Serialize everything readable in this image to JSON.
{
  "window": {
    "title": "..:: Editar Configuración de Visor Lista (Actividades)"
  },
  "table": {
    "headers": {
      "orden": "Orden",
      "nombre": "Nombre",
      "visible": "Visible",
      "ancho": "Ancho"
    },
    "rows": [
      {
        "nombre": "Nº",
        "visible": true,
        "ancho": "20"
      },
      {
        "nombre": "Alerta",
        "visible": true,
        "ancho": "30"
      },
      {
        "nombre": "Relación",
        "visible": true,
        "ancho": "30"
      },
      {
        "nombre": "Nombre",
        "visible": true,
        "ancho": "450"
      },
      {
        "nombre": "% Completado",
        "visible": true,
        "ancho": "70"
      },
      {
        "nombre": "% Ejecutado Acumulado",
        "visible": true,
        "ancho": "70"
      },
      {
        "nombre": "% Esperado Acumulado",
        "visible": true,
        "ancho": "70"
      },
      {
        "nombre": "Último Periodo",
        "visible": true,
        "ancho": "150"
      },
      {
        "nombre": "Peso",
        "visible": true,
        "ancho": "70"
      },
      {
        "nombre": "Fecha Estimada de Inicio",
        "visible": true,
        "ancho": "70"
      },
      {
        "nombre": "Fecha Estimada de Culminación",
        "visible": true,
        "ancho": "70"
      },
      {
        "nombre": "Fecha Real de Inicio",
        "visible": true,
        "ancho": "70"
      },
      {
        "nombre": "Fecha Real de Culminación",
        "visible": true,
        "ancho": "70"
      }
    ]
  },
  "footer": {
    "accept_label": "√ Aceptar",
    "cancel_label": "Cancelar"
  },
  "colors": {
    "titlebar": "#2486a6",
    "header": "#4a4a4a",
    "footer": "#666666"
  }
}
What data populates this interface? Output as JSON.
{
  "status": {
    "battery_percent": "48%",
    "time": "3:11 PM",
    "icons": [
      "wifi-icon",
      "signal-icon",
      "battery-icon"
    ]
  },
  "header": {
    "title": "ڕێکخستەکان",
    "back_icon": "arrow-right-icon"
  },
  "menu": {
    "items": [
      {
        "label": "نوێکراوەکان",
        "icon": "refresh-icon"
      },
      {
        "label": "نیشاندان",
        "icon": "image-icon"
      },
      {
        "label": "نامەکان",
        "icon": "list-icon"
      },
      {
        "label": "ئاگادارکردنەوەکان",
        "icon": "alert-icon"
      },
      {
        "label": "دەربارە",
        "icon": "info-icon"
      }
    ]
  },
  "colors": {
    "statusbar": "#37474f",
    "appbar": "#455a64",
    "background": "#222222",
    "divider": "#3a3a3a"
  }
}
-.-.-
DESCRIPTION OF THE TASK
From the line holding "What data populates" down to the final line above, quote every line exactly and only those lines.

FULL ANSWER
What data populates this interface? Output as JSON.
{
  "status": {
    "battery_percent": "48%",
    "time": "3:11 PM",
    "icons": [
      "wifi-icon",
      "signal-icon",
      "battery-icon"
    ]
  },
  "header": {
    "title": "ڕێکخستەکان",
    "back_icon": "arrow-right-icon"
  },
  "menu": {
    "items": [
      {
        "label": "نوێکراوەکان",
        "icon": "refresh-icon"
      },
      {
        "label": "نیشاندان",
        "icon": "image-icon"
      },
      {
        "label": "نامەکان",
        "icon": "list-icon"
      },
      {
        "label": "ئاگادارکردنەوەکان",
        "icon": "alert-icon"
      },
      {
        "label": "دەربارە",
        "icon": "info-icon"
      }
    ]
  },
  "colors": {
    "statusbar": "#37474f",
    "appbar": "#455a64",
    "background": "#222222",
    "divider": "#3a3a3a"
  }
}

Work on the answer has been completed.